What the exercise asks ->
Pick out the lines containing "Branch".

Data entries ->
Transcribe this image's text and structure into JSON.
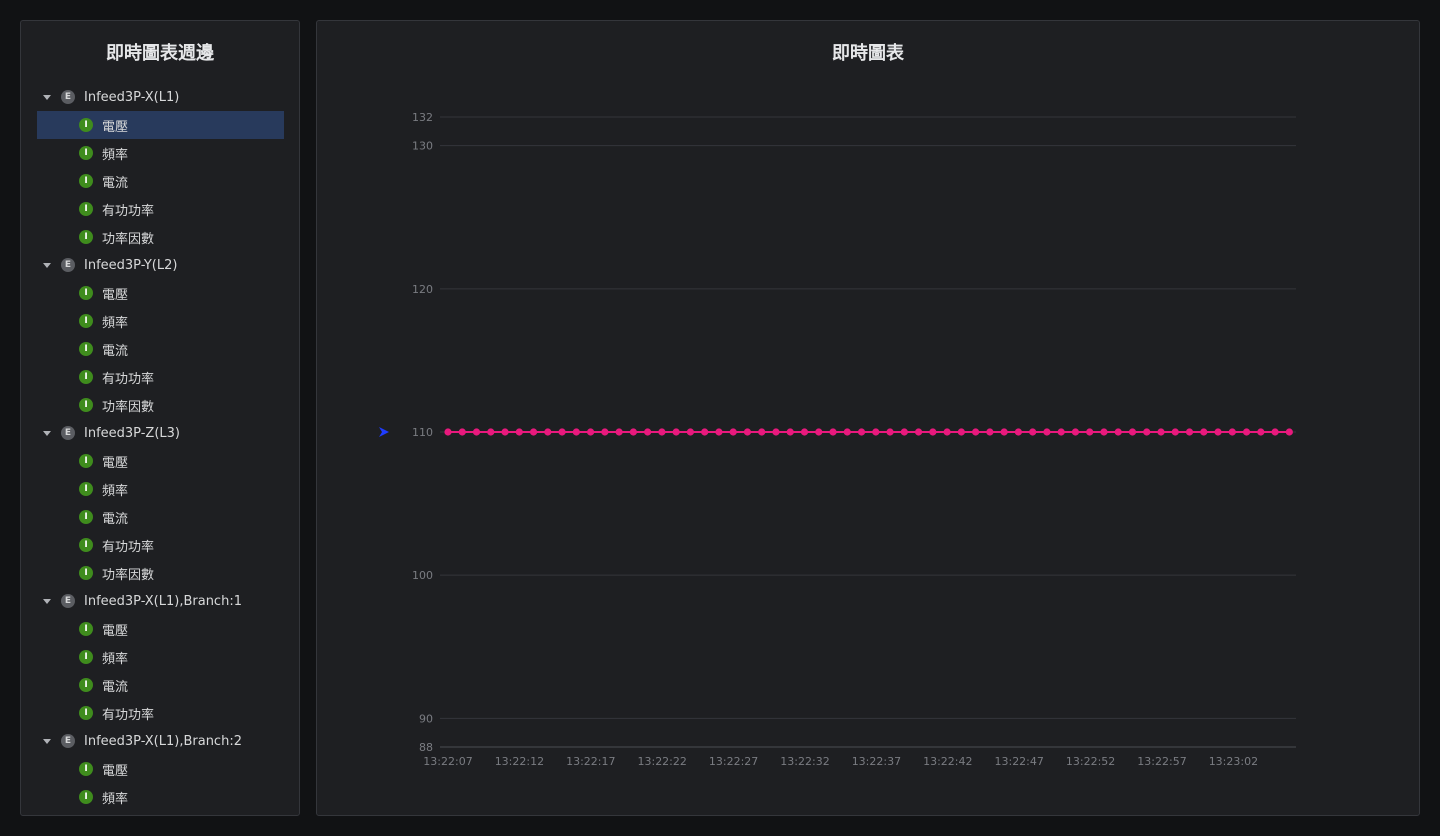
{
  "left_panel": {
    "title": "即時圖表週邊",
    "groups": [
      {
        "label": "Infeed3P-X(L1)",
        "badge": "E",
        "items": [
          {
            "label": "電壓",
            "badge": "I",
            "selected": true
          },
          {
            "label": "頻率",
            "badge": "I"
          },
          {
            "label": "電流",
            "badge": "I"
          },
          {
            "label": "有功功率",
            "badge": "I"
          },
          {
            "label": "功率因數",
            "badge": "I"
          }
        ]
      },
      {
        "label": "Infeed3P-Y(L2)",
        "badge": "E",
        "items": [
          {
            "label": "電壓",
            "badge": "I"
          },
          {
            "label": "頻率",
            "badge": "I"
          },
          {
            "label": "電流",
            "badge": "I"
          },
          {
            "label": "有功功率",
            "badge": "I"
          },
          {
            "label": "功率因數",
            "badge": "I"
          }
        ]
      },
      {
        "label": "Infeed3P-Z(L3)",
        "badge": "E",
        "items": [
          {
            "label": "電壓",
            "badge": "I"
          },
          {
            "label": "頻率",
            "badge": "I"
          },
          {
            "label": "電流",
            "badge": "I"
          },
          {
            "label": "有功功率",
            "badge": "I"
          },
          {
            "label": "功率因數",
            "badge": "I"
          }
        ]
      },
      {
        "label": "Infeed3P-X(L1),Branch:1",
        "badge": "E",
        "items": [
          {
            "label": "電壓",
            "badge": "I"
          },
          {
            "label": "頻率",
            "badge": "I"
          },
          {
            "label": "電流",
            "badge": "I"
          },
          {
            "label": "有功功率",
            "badge": "I"
          }
        ]
      },
      {
        "label": "Infeed3P-X(L1),Branch:2",
        "badge": "E",
        "items": [
          {
            "label": "電壓",
            "badge": "I"
          },
          {
            "label": "頻率",
            "badge": "I"
          }
        ]
      }
    ]
  },
  "right_panel": {
    "title": "即時圖表"
  },
  "chart_data": {
    "type": "line",
    "title": "即時圖表",
    "xlabel": "",
    "ylabel": "",
    "ylim": [
      88,
      132
    ],
    "yticks": [
      88,
      90,
      100,
      110,
      120,
      130,
      132
    ],
    "x_ticks": [
      "13:22:07",
      "13:22:12",
      "13:22:17",
      "13:22:22",
      "13:22:27",
      "13:22:32",
      "13:22:37",
      "13:22:42",
      "13:22:47",
      "13:22:52",
      "13:22:57",
      "13:23:02"
    ],
    "x_range_seconds_from_first_tick": [
      0,
      59
    ],
    "grid": true,
    "series": [
      {
        "color": "#e8197d",
        "marker": "circle",
        "y": [
          110,
          110,
          110,
          110,
          110,
          110,
          110,
          110,
          110,
          110,
          110,
          110,
          110,
          110,
          110,
          110,
          110,
          110,
          110,
          110,
          110,
          110,
          110,
          110,
          110,
          110,
          110,
          110,
          110,
          110,
          110,
          110,
          110,
          110,
          110,
          110,
          110,
          110,
          110,
          110,
          110,
          110,
          110,
          110,
          110,
          110,
          110,
          110,
          110,
          110,
          110,
          110,
          110,
          110,
          110,
          110,
          110,
          110,
          110,
          110
        ]
      }
    ],
    "current_value_marker": {
      "value": 110,
      "color": "#1f3cff"
    },
    "colors": {
      "grid": "#34363b",
      "axis": "#4a4c52",
      "tick_text": "#7a7c82"
    }
  }
}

Response for this exercise ->
        "label": "Infeed3P-X(L1),Branch:1",
        "label": "Infeed3P-X(L1),Branch:2",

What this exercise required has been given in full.